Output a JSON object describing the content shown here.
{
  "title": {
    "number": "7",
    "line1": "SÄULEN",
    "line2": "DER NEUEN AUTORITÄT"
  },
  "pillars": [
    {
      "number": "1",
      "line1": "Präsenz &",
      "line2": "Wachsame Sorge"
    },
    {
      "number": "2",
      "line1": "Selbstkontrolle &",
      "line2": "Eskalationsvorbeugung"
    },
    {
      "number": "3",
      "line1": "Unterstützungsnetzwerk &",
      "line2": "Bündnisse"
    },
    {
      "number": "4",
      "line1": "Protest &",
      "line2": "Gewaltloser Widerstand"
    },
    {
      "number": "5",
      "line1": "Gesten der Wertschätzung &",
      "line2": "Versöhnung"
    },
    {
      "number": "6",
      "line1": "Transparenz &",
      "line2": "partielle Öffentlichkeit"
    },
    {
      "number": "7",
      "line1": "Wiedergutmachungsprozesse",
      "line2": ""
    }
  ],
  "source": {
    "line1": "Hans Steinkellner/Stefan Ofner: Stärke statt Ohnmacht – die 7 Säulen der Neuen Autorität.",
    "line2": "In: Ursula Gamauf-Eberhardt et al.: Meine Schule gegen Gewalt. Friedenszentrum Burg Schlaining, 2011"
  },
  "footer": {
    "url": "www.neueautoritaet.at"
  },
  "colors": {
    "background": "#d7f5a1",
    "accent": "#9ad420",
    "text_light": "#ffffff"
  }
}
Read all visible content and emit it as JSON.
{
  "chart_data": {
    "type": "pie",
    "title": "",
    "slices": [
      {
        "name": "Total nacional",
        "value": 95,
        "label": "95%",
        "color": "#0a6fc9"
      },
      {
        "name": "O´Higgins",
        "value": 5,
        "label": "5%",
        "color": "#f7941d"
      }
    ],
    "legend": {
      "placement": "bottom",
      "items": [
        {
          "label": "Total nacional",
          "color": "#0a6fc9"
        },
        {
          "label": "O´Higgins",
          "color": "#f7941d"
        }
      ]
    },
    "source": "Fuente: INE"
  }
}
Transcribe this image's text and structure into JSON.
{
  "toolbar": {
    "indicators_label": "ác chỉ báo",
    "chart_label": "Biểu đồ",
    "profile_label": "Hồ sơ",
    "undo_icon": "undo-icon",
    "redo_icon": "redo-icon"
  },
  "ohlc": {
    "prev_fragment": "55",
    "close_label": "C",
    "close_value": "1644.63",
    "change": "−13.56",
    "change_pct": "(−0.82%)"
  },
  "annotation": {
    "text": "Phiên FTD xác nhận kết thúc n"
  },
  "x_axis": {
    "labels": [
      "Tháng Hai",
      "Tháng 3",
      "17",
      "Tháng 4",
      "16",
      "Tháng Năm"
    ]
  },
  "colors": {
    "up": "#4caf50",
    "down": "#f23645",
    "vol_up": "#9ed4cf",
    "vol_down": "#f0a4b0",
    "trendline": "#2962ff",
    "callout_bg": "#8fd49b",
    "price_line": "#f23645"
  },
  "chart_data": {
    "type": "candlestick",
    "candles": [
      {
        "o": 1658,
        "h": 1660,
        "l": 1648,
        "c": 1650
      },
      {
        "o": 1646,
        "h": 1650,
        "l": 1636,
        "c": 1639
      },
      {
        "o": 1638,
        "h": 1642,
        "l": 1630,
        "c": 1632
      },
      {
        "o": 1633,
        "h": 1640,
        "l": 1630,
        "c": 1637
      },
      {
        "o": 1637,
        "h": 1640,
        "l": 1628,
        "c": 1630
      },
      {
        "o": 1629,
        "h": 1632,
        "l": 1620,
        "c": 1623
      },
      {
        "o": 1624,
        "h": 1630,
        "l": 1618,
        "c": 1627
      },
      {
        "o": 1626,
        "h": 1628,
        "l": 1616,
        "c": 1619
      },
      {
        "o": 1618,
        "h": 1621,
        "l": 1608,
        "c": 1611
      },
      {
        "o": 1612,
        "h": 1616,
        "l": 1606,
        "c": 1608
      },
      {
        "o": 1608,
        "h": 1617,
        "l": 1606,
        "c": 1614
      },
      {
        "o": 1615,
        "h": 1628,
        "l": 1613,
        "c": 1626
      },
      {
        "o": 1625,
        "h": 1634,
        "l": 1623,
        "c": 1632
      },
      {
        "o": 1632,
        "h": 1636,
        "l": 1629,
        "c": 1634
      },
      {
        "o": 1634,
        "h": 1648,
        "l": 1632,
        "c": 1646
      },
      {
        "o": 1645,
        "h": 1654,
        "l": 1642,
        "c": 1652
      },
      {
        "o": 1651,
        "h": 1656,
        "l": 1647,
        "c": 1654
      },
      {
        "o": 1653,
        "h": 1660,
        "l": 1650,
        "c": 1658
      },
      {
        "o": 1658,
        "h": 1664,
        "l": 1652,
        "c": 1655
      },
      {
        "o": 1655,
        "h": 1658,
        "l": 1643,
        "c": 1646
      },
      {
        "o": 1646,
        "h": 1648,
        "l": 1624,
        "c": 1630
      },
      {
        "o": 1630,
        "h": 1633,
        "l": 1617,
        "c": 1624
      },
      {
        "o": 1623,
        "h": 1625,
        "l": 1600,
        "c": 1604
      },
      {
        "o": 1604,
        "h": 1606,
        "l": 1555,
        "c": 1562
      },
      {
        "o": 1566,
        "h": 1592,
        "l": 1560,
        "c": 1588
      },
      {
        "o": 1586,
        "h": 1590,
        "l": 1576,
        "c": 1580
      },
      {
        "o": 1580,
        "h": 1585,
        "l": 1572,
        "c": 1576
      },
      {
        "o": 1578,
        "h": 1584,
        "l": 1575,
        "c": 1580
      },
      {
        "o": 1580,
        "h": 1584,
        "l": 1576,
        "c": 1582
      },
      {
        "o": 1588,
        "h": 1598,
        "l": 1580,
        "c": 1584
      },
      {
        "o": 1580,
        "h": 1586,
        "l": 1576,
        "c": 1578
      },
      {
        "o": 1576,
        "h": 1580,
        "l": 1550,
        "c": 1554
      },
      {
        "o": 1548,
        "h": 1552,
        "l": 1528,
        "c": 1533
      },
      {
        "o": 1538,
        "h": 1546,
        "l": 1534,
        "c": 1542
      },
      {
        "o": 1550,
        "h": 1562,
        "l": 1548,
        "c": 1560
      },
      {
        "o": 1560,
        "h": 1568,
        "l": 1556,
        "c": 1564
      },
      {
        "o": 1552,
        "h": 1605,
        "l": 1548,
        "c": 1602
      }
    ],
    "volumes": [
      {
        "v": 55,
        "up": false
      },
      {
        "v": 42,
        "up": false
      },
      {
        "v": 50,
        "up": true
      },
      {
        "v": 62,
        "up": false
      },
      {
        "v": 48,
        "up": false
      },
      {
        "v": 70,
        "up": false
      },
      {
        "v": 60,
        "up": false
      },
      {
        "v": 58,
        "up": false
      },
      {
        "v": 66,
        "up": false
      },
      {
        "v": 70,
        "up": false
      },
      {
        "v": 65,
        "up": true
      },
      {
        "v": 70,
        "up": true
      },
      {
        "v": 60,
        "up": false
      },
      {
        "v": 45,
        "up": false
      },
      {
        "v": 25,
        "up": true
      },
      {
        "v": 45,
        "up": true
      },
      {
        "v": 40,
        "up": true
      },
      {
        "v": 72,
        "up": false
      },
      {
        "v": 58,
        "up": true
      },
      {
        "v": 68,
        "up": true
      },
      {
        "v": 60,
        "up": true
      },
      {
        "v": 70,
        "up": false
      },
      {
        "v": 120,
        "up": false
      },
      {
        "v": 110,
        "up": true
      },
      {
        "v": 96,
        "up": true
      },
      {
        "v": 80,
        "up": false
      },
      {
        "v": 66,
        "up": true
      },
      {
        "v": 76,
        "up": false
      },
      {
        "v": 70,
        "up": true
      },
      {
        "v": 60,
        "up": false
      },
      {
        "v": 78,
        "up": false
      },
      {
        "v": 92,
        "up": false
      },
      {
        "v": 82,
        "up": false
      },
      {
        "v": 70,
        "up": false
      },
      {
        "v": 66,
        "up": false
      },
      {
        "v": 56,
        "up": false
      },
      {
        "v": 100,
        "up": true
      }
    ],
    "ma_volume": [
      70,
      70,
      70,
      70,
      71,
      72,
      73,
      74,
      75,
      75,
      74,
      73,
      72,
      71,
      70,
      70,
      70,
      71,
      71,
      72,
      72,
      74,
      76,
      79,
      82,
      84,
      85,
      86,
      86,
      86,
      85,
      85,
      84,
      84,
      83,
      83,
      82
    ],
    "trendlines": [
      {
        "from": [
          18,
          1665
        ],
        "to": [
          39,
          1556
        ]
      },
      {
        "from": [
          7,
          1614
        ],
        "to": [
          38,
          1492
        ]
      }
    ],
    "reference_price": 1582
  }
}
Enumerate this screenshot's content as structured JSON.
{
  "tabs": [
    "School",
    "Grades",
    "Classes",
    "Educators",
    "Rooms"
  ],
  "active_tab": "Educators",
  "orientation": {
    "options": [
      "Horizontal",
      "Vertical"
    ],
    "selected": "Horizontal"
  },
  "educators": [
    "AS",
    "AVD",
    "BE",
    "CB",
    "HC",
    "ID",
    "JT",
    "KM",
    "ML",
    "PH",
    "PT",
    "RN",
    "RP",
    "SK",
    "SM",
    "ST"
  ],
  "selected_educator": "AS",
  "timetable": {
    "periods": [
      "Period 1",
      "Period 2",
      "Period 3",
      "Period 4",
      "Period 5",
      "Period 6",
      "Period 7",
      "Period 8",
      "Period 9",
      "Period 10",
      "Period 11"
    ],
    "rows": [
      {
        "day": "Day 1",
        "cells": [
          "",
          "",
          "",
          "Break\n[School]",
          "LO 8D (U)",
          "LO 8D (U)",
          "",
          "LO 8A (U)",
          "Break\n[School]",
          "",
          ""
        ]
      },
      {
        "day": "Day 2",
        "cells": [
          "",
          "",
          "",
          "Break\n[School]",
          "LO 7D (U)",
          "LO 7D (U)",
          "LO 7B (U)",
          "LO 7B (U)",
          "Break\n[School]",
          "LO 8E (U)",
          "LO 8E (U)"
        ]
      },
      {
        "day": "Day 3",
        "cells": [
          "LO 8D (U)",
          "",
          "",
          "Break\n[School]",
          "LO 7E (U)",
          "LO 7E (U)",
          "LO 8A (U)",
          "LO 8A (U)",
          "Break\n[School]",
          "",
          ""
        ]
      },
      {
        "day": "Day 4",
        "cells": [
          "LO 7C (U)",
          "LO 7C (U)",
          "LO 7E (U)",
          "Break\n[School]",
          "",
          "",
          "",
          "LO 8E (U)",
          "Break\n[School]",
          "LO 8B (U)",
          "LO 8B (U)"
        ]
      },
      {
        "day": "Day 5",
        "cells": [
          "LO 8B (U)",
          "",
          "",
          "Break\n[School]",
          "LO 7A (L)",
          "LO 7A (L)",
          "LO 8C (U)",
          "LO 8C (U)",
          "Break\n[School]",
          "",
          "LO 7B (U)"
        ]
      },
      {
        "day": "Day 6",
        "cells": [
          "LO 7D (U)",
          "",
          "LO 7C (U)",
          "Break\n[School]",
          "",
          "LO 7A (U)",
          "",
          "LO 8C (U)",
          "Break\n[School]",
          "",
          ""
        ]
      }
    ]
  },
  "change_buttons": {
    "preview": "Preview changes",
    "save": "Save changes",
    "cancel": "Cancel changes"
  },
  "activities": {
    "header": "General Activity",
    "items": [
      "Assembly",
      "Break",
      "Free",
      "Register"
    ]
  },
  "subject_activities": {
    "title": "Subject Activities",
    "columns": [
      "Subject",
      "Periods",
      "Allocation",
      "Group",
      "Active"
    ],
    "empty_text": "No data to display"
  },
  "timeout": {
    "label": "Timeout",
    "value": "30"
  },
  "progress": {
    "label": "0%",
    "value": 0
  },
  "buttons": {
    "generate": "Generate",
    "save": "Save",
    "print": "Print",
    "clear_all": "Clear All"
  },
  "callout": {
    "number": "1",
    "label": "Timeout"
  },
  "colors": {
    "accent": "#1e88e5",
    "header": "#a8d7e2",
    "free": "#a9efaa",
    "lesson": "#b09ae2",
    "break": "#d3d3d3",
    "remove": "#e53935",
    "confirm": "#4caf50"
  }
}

* **Aim**
Tell how many lines in the records above contain "JSON", giving the number and no other words.

* **Expected answer**
4